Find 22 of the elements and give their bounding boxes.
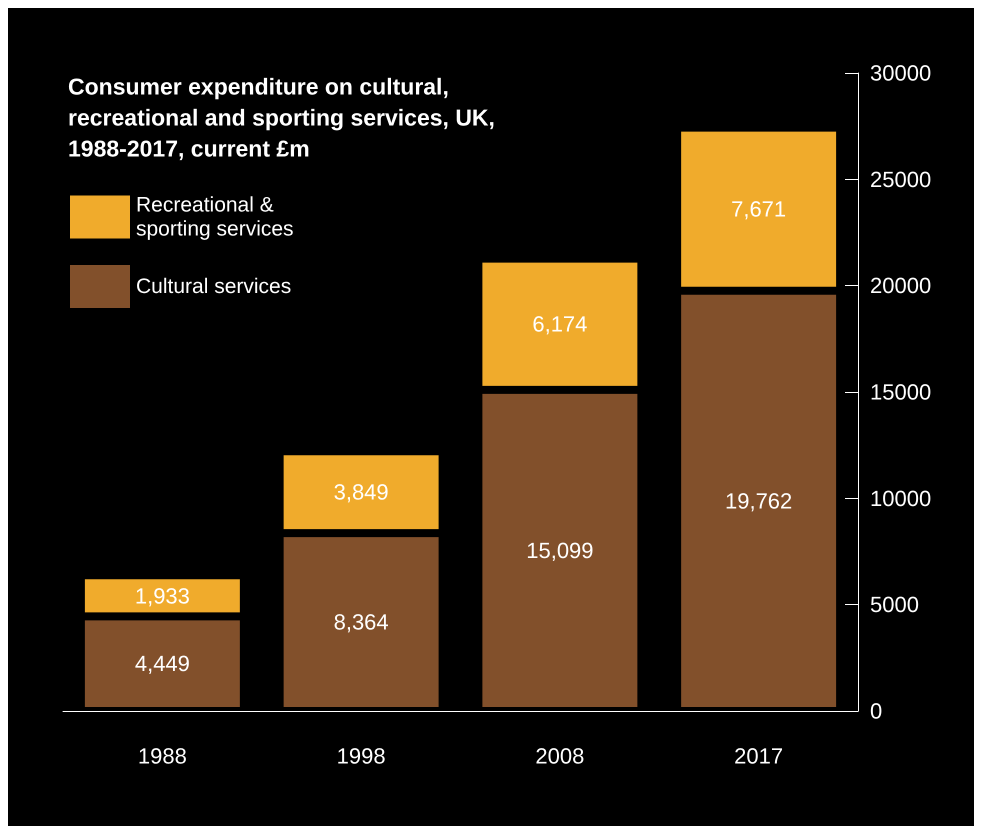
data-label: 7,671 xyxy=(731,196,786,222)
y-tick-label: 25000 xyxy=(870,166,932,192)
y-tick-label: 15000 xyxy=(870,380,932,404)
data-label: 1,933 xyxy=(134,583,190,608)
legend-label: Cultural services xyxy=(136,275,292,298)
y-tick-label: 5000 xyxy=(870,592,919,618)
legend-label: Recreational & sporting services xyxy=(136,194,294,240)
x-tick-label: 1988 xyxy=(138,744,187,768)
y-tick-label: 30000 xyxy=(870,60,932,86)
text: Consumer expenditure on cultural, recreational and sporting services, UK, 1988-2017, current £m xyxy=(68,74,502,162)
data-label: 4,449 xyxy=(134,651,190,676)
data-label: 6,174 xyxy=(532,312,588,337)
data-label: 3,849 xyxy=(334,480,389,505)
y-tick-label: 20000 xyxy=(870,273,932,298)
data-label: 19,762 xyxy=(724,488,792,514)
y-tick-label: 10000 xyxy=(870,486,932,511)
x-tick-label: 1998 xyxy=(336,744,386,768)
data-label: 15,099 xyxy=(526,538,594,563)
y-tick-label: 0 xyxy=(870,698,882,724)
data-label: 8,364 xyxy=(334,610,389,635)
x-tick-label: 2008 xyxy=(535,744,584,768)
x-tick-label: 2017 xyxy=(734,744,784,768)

---

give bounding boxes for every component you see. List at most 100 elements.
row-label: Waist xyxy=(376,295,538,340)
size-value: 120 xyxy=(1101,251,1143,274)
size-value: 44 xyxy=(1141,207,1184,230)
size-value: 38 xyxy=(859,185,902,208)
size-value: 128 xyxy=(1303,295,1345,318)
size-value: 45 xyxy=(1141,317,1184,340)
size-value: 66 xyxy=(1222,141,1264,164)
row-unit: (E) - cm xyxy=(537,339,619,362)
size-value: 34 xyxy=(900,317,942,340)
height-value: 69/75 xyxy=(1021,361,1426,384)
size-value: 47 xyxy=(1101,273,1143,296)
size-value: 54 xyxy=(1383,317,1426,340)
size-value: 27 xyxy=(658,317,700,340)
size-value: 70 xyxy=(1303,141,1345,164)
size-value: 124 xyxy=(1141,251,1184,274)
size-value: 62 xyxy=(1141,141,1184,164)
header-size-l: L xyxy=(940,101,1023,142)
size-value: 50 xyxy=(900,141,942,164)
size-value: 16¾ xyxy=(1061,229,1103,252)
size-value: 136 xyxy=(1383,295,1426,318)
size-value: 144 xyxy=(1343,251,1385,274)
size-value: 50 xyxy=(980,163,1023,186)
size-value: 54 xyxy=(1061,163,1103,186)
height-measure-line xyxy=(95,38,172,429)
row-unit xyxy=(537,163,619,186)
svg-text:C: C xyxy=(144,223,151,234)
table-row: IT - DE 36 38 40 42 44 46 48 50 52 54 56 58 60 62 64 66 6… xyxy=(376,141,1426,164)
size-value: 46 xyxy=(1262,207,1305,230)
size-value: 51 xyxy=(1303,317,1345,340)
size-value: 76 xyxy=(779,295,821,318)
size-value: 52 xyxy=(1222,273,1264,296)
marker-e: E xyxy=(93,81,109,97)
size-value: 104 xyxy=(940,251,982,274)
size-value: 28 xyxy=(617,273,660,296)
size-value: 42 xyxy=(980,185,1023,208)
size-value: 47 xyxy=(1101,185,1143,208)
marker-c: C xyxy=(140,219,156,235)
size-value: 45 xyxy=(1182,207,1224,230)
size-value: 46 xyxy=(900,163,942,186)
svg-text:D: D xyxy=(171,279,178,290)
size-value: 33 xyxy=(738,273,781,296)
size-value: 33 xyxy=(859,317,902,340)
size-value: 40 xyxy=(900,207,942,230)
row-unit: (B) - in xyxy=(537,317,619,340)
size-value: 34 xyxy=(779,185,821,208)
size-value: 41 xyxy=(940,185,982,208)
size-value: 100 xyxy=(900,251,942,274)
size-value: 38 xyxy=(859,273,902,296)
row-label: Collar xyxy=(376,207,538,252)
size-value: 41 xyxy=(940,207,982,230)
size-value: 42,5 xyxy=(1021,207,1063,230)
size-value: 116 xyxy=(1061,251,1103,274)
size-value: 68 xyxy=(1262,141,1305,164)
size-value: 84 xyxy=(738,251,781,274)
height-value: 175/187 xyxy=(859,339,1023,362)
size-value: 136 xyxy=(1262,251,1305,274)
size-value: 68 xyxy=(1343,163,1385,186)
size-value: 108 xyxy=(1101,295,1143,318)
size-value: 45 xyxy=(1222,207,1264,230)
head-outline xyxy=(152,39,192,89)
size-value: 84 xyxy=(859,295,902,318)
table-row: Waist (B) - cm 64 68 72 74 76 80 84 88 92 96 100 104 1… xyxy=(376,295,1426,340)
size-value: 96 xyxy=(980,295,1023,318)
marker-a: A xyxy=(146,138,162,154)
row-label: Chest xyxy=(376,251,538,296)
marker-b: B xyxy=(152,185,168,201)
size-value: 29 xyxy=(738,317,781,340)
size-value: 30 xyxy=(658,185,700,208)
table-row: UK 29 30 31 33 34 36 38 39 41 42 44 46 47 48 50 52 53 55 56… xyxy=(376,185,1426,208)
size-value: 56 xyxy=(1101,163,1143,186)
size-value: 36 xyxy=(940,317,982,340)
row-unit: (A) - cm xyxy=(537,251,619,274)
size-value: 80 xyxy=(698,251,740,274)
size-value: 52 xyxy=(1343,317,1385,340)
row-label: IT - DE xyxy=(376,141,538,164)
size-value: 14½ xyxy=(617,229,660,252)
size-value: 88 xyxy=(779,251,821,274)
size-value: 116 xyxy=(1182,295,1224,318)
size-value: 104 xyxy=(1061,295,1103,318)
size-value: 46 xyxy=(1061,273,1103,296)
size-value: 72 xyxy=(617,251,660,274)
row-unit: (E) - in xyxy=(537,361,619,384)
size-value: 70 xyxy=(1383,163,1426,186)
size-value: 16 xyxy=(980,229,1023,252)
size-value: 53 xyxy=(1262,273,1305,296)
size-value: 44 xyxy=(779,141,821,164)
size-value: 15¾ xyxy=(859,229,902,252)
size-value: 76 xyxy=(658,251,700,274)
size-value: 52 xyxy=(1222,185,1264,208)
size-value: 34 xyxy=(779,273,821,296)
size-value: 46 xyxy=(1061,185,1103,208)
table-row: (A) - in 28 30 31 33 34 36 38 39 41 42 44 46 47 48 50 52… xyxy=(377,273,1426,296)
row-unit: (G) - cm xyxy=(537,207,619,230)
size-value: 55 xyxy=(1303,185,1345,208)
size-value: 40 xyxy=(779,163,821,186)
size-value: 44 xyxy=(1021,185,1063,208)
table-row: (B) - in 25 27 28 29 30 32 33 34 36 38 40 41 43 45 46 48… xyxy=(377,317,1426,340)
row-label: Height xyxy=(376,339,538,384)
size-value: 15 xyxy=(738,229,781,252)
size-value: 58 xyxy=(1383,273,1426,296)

---

Directive: Could you copy, character for character, the stretch of items above from the line containing "give bounding boxes" through the line containing "row-unit: (E) - cm xyxy=(537,339,619,362)", with both of those lines included?

Answer below:
give bounding boxes for every component you see. List at most 100 elements.
row-label: Waist xyxy=(376,295,538,340)
size-value: 120 xyxy=(1101,251,1143,274)
size-value: 44 xyxy=(1141,207,1184,230)
size-value: 38 xyxy=(859,185,902,208)
size-value: 128 xyxy=(1303,295,1345,318)
size-value: 45 xyxy=(1141,317,1184,340)
size-value: 66 xyxy=(1222,141,1264,164)
row-unit: (E) - cm xyxy=(537,339,619,362)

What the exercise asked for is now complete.